◆ WHAT THE EXERCISE ASKS
Every record must appear in your copy exactly as written, with no pictures.

**** EXTRACTED ENTRIES

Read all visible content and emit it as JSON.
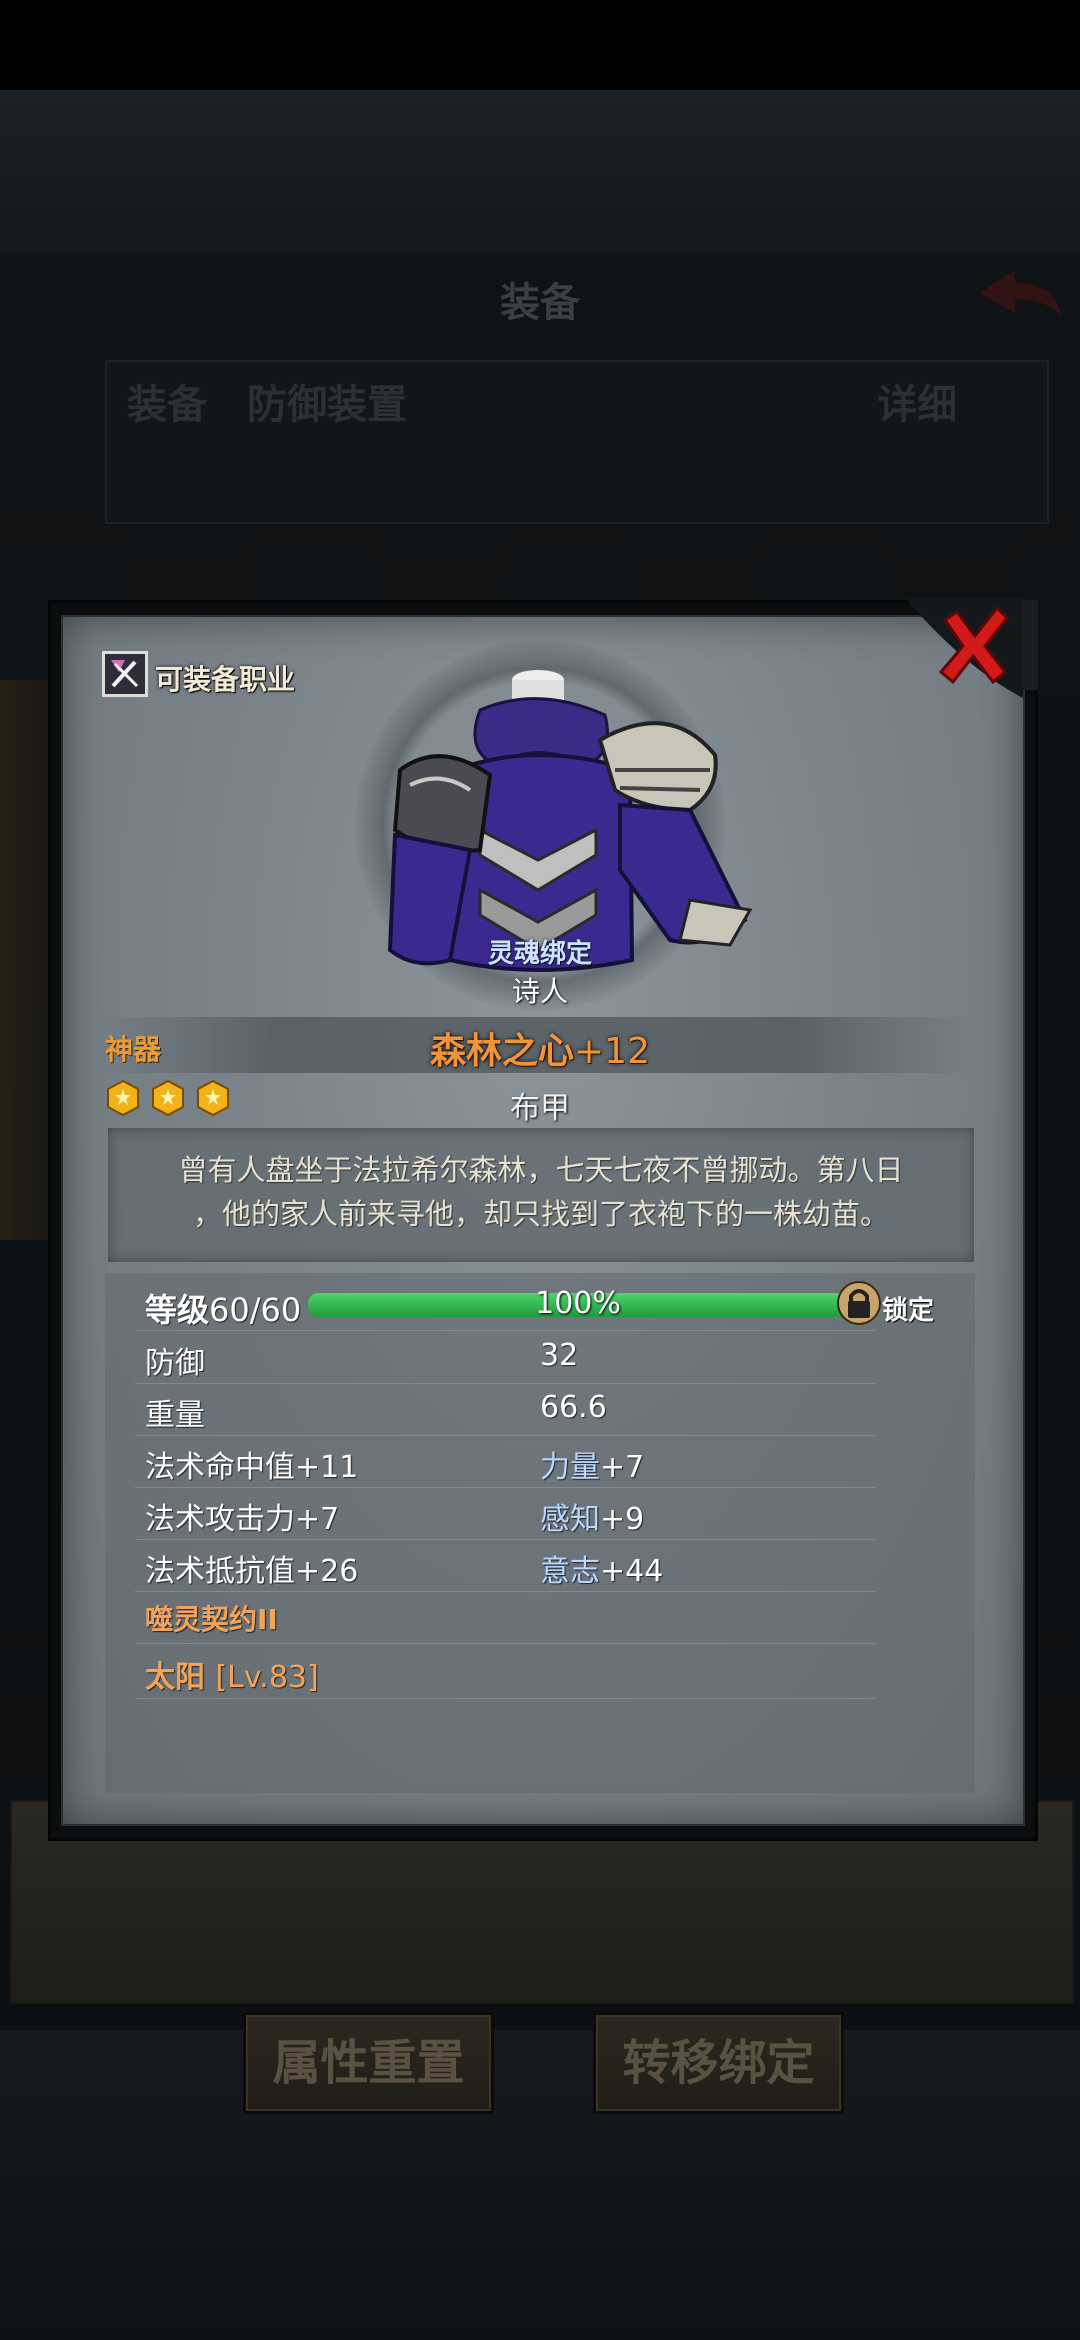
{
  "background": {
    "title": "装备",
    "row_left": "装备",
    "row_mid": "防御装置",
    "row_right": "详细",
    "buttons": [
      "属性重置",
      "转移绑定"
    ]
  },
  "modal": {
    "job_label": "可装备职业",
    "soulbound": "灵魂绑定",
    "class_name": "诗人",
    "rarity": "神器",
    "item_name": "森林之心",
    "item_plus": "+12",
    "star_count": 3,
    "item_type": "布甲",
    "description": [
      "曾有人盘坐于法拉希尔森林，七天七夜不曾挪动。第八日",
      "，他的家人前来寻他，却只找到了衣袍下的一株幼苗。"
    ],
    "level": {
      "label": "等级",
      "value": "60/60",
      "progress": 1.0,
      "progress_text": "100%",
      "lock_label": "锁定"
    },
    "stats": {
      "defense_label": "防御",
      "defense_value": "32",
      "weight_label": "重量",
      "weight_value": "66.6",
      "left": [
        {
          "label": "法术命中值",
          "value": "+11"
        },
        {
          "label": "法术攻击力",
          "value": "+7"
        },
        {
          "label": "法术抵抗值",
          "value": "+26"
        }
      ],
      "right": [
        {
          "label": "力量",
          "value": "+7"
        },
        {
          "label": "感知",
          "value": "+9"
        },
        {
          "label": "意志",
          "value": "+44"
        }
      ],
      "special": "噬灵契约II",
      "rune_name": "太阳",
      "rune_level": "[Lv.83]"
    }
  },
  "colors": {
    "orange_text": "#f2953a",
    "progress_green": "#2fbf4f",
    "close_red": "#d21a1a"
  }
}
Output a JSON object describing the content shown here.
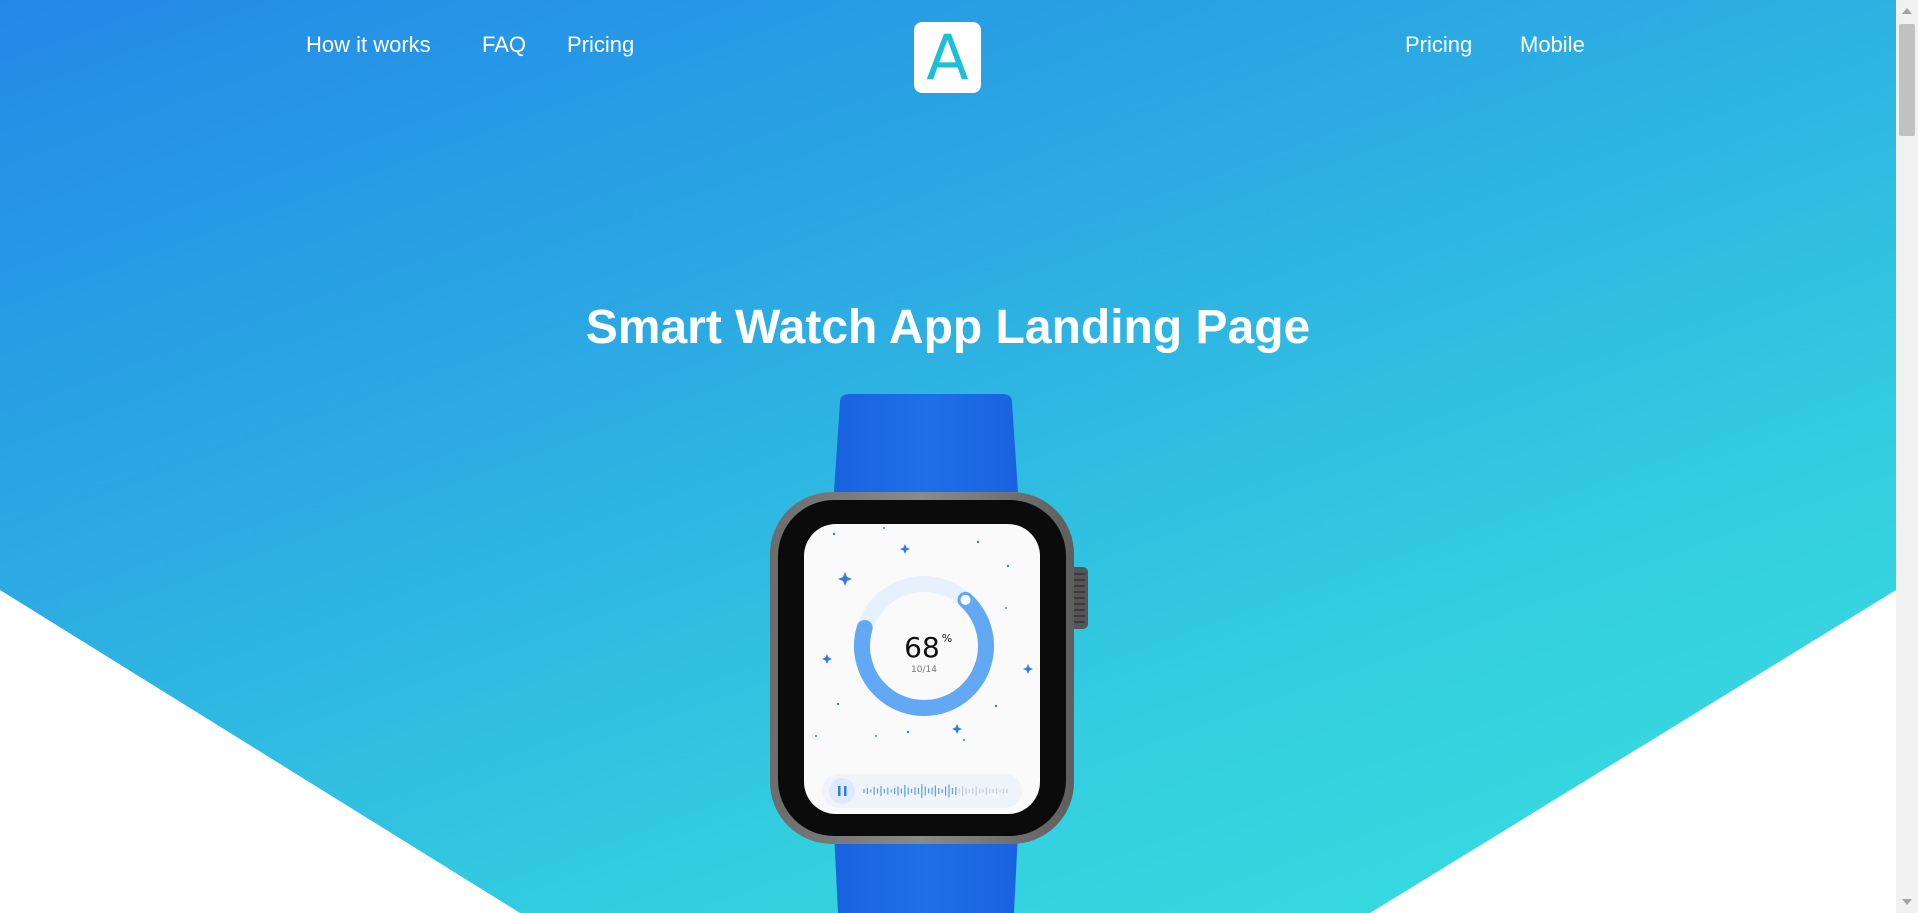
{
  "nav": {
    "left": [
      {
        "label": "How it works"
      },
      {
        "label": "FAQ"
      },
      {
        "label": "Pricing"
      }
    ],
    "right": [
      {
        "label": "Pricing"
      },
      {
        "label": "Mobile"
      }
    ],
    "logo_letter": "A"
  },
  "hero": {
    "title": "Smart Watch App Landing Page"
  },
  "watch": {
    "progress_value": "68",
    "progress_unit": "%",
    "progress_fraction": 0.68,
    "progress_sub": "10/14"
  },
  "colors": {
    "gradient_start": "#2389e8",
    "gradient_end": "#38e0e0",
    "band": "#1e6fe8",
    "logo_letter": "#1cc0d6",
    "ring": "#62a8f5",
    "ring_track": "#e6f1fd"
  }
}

********

◆ TASK RESPONSE
Read all visible content and emit it as JSON.
{
  "background": {
    "title": "装备",
    "row_left": "装备",
    "row_mid": "防御装置",
    "row_right": "详细",
    "buttons": [
      "属性重置",
      "转移绑定"
    ]
  },
  "modal": {
    "job_label": "可装备职业",
    "soulbound": "灵魂绑定",
    "class_name": "诗人",
    "rarity": "神器",
    "item_name": "森林之心",
    "item_plus": "+12",
    "star_count": 3,
    "item_type": "布甲",
    "description": [
      "曾有人盘坐于法拉希尔森林，七天七夜不曾挪动。第八日",
      "，他的家人前来寻他，却只找到了衣袍下的一株幼苗。"
    ],
    "level": {
      "label": "等级",
      "value": "60/60",
      "progress": 1.0,
      "progress_text": "100%",
      "lock_label": "锁定"
    },
    "stats": {
      "defense_label": "防御",
      "defense_value": "32",
      "weight_label": "重量",
      "weight_value": "66.6",
      "left": [
        {
          "label": "法术命中值",
          "value": "+11"
        },
        {
          "label": "法术攻击力",
          "value": "+7"
        },
        {
          "label": "法术抵抗值",
          "value": "+26"
        }
      ],
      "right": [
        {
          "label": "力量",
          "value": "+7"
        },
        {
          "label": "感知",
          "value": "+9"
        },
        {
          "label": "意志",
          "value": "+44"
        }
      ],
      "special": "噬灵契约II",
      "rune_name": "太阳",
      "rune_level": "[Lv.83]"
    }
  },
  "colors": {
    "orange_text": "#f2953a",
    "progress_green": "#2fbf4f",
    "close_red": "#d21a1a"
  }
}
Output a JSON object describing the content shown here.
{
  "nav": {
    "left": [
      {
        "label": "How it works"
      },
      {
        "label": "FAQ"
      },
      {
        "label": "Pricing"
      }
    ],
    "right": [
      {
        "label": "Pricing"
      },
      {
        "label": "Mobile"
      }
    ],
    "logo_letter": "A"
  },
  "hero": {
    "title": "Smart Watch App Landing Page"
  },
  "watch": {
    "progress_value": "68",
    "progress_unit": "%",
    "progress_fraction": 0.68,
    "progress_sub": "10/14"
  },
  "colors": {
    "gradient_start": "#2389e8",
    "gradient_end": "#38e0e0",
    "band": "#1e6fe8",
    "logo_letter": "#1cc0d6",
    "ring": "#62a8f5",
    "ring_track": "#e6f1fd"
  }
}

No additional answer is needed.